(Data records)

==============================

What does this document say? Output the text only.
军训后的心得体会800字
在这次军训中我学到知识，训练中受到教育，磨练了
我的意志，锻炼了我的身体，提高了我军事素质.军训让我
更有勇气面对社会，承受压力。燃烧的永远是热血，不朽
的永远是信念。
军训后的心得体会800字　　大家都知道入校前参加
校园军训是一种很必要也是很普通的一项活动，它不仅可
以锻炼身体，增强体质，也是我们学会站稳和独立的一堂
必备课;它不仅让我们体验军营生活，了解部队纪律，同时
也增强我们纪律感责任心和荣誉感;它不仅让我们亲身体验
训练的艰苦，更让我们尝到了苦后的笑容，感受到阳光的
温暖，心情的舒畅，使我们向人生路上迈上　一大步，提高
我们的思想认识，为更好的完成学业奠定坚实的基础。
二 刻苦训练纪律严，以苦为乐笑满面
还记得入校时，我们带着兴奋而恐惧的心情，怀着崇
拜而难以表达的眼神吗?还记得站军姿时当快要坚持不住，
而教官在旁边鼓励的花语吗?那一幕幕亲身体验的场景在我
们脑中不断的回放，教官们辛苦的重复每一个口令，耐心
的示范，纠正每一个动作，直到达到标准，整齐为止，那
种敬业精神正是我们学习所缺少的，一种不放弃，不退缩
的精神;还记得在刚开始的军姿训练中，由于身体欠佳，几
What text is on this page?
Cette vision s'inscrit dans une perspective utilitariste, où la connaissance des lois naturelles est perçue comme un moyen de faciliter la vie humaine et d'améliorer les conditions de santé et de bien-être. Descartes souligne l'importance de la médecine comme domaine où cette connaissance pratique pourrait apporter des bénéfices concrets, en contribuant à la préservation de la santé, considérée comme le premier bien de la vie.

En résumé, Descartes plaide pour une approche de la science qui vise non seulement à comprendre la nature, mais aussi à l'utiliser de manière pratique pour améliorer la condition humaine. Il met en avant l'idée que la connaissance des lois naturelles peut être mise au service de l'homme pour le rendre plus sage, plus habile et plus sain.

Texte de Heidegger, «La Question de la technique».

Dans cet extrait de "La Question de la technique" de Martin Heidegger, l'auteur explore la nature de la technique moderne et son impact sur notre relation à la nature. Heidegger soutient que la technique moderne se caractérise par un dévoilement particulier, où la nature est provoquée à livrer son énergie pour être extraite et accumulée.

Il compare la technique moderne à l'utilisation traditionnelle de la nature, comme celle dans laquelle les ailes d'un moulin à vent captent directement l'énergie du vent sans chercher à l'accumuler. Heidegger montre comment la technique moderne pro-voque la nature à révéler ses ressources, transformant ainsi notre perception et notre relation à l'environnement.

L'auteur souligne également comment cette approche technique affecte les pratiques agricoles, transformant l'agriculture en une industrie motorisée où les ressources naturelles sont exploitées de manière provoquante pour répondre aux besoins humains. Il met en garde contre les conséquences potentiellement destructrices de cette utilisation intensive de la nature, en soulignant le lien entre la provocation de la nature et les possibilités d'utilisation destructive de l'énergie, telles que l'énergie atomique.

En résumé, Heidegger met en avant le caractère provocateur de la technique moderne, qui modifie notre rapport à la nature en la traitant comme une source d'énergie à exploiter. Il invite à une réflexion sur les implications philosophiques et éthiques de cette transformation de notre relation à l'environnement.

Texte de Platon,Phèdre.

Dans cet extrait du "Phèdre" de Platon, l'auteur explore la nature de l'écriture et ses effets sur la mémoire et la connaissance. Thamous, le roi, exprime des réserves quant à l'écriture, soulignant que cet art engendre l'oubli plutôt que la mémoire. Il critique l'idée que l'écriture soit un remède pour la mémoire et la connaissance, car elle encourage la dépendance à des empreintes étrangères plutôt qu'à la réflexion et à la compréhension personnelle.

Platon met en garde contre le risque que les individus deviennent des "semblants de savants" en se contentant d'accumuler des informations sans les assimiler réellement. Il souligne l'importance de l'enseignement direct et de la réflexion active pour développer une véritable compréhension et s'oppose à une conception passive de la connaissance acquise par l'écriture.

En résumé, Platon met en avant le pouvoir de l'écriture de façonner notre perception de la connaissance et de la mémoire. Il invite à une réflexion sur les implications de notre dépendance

==============================

**WHAT THIS TASK INVOLVES**
Would you reproduce all the entries exactly?

**THE COMPLETED TASK**
What does this document say? Output the text only.
军训后的心得体会800字
在这次军训中我学到知识，训练中受到教育，磨练了
我的意志，锻炼了我的身体，提高了我军事素质.军训让我
更有勇气面对社会，承受压力。燃烧的永远是热血，不朽
的永远是信念。
军训后的心得体会800字　　大家都知道入校前参加
校园军训是一种很必要也是很普通的一项活动，它不仅可
以锻炼身体，增强体质，也是我们学会站稳和独立的一堂
必备课;它不仅让我们体验军营生活，了解部队纪律，同时
也增强我们纪律感责任心和荣誉感;它不仅让我们亲身体验
训练的艰苦，更让我们尝到了苦后的笑容，感受到阳光的
温暖，心情的舒畅，使我们向人生路上迈上　一大步，提高
我们的思想认识，为更好的完成学业奠定坚实的基础。
二 刻苦训练纪律严，以苦为乐笑满面
还记得入校时，我们带着兴奋而恐惧的心情，怀着崇
拜而难以表达的眼神吗?还记得站军姿时当快要坚持不住，
而教官在旁边鼓励的花语吗?那一幕幕亲身体验的场景在我
们脑中不断的回放，教官们辛苦的重复每一个口令，耐心
的示范，纠正每一个动作，直到达到标准，整齐为止，那
种敬业精神正是我们学习所缺少的，一种不放弃，不退缩
的精神;还记得在刚开始的军姿训练中，由于身体欠佳，几
What text is on this page?
Cette vision s'inscrit dans une perspective utilitariste, où la connaissance des lois naturelles est perçue comme un moyen de faciliter la vie humaine et d'améliorer les conditions de santé et de bien-être. Descartes souligne l'importance de la médecine comme domaine où cette connaissance pratique pourrait apporter des bénéfices concrets, en contribuant à la préservation de la santé, considérée comme le premier bien de la vie.

En résumé, Descartes plaide pour une approche de la science qui vise non seulement à comprendre la nature, mais aussi à l'utiliser de manière pratique pour améliorer la condition humaine. Il met en avant l'idée que la connaissance des lois naturelles peut être mise au service de l'homme pour le rendre plus sage, plus habile et plus sain.

Texte de Heidegger, «La Question de la technique».

Dans cet extrait de "La Question de la technique" de Martin Heidegger, l'auteur explore la nature de la technique moderne et son impact sur notre relation à la nature. Heidegger soutient que la technique moderne se caractérise par un dévoilement particulier, où la nature est provoquée à livrer son énergie pour être extraite et accumulée.

Il compare la technique moderne à l'utilisation traditionnelle de la nature, comme celle dans laquelle les ailes d'un moulin à vent captent directement l'énergie du vent sans chercher à l'accumuler. Heidegger montre comment la technique moderne pro-voque la nature à révéler ses ressources, transformant ainsi notre perception et notre relation à l'environnement.

L'auteur souligne également comment cette approche technique affecte les pratiques agricoles, transformant l'agriculture en une industrie motorisée où les ressources naturelles sont exploitées de manière provoquante pour répondre aux besoins humains. Il met en garde contre les conséquences potentiellement destructrices de cette utilisation intensive de la nature, en soulignant le lien entre la provocation de la nature et les possibilités d'utilisation destructive de l'énergie, telles que l'énergie atomique.

En résumé, Heidegger met en avant le caractère provocateur de la technique moderne, qui modifie notre rapport à la nature en la traitant comme une source d'énergie à exploiter. Il invite à une réflexion sur les implications philosophiques et éthiques de cette transformation de notre relation à l'environnement.

Texte de Platon,Phèdre.

Dans cet extrait du "Phèdre" de Platon, l'auteur explore la nature de l'écriture et ses effets sur la mémoire et la connaissance. Thamous, le roi, exprime des réserves quant à l'écriture, soulignant que cet art engendre l'oubli plutôt que la mémoire. Il critique l'idée que l'écriture soit un remède pour la mémoire et la connaissance, car elle encourage la dépendance à des empreintes étrangères plutôt qu'à la réflexion et à la compréhension personnelle.

Platon met en garde contre le risque que les individus deviennent des "semblants de savants" en se contentant d'accumuler des informations sans les assimiler réellement. Il souligne l'importance de l'enseignement direct et de la réflexion active pour développer une véritable compréhension et s'oppose à une conception passive de la connaissance acquise par l'écriture.

En résumé, Platon met en avant le pouvoir de l'écriture de façonner notre perception de la connaissance et de la mémoire. Il invite à une réflexion sur les implications de notre dépendance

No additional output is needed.